Please restate the following records word for word.
* begin *
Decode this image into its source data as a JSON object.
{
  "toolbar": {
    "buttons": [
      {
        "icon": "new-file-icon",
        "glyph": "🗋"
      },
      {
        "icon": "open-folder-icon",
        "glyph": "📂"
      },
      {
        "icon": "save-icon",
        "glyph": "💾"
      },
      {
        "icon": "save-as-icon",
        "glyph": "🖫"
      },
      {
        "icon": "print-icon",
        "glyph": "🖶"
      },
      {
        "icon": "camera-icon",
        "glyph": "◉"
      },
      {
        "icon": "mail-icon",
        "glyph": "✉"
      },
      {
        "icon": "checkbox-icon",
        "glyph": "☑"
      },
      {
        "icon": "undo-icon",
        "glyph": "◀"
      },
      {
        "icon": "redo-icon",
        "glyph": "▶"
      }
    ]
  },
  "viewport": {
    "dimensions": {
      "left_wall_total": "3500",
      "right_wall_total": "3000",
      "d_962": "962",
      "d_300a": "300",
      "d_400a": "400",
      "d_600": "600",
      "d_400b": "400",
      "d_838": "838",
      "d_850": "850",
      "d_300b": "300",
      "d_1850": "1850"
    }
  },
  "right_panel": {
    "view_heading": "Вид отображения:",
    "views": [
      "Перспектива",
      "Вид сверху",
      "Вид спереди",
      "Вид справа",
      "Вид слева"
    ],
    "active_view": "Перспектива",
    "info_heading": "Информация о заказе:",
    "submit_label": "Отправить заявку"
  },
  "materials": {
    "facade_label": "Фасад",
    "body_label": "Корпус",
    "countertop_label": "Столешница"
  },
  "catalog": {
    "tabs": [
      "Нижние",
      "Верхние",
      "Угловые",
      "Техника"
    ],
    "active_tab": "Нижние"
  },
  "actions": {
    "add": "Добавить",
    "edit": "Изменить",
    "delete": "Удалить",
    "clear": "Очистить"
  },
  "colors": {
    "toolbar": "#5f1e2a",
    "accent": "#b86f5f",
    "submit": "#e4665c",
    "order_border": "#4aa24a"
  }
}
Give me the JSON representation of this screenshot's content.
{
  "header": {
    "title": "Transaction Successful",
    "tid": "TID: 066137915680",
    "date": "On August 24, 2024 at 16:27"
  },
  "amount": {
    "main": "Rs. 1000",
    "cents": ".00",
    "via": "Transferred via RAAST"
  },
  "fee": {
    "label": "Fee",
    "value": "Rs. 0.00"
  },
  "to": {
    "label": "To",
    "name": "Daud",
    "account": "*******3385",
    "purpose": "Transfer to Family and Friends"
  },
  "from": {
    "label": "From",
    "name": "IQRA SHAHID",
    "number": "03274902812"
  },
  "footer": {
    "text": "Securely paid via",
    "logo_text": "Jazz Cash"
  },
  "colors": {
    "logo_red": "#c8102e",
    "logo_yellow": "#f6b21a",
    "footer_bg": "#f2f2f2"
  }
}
* end *
SOLUTION TO THE EXERCISE –
Decode this image into its source data as a JSON object.
{
  "toolbar": {
    "buttons": [
      {
        "icon": "new-file-icon",
        "glyph": "🗋"
      },
      {
        "icon": "open-folder-icon",
        "glyph": "📂"
      },
      {
        "icon": "save-icon",
        "glyph": "💾"
      },
      {
        "icon": "save-as-icon",
        "glyph": "🖫"
      },
      {
        "icon": "print-icon",
        "glyph": "🖶"
      },
      {
        "icon": "camera-icon",
        "glyph": "◉"
      },
      {
        "icon": "mail-icon",
        "glyph": "✉"
      },
      {
        "icon": "checkbox-icon",
        "glyph": "☑"
      },
      {
        "icon": "undo-icon",
        "glyph": "◀"
      },
      {
        "icon": "redo-icon",
        "glyph": "▶"
      }
    ]
  },
  "viewport": {
    "dimensions": {
      "left_wall_total": "3500",
      "right_wall_total": "3000",
      "d_962": "962",
      "d_300a": "300",
      "d_400a": "400",
      "d_600": "600",
      "d_400b": "400",
      "d_838": "838",
      "d_850": "850",
      "d_300b": "300",
      "d_1850": "1850"
    }
  },
  "right_panel": {
    "view_heading": "Вид отображения:",
    "views": [
      "Перспектива",
      "Вид сверху",
      "Вид спереди",
      "Вид справа",
      "Вид слева"
    ],
    "active_view": "Перспектива",
    "info_heading": "Информация о заказе:",
    "submit_label": "Отправить заявку"
  },
  "materials": {
    "facade_label": "Фасад",
    "body_label": "Корпус",
    "countertop_label": "Столешница"
  },
  "catalog": {
    "tabs": [
      "Нижние",
      "Верхние",
      "Угловые",
      "Техника"
    ],
    "active_tab": "Нижние"
  },
  "actions": {
    "add": "Добавить",
    "edit": "Изменить",
    "delete": "Удалить",
    "clear": "Очистить"
  },
  "colors": {
    "toolbar": "#5f1e2a",
    "accent": "#b86f5f",
    "submit": "#e4665c",
    "order_border": "#4aa24a"
  }
}
Give me the JSON representation of this screenshot's content.
{
  "header": {
    "title": "Transaction Successful",
    "tid": "TID: 066137915680",
    "date": "On August 24, 2024 at 16:27"
  },
  "amount": {
    "main": "Rs. 1000",
    "cents": ".00",
    "via": "Transferred via RAAST"
  },
  "fee": {
    "label": "Fee",
    "value": "Rs. 0.00"
  },
  "to": {
    "label": "To",
    "name": "Daud",
    "account": "*******3385",
    "purpose": "Transfer to Family and Friends"
  },
  "from": {
    "label": "From",
    "name": "IQRA SHAHID",
    "number": "03274902812"
  },
  "footer": {
    "text": "Securely paid via",
    "logo_text": "Jazz Cash"
  },
  "colors": {
    "logo_red": "#c8102e",
    "logo_yellow": "#f6b21a",
    "footer_bg": "#f2f2f2"
  }
}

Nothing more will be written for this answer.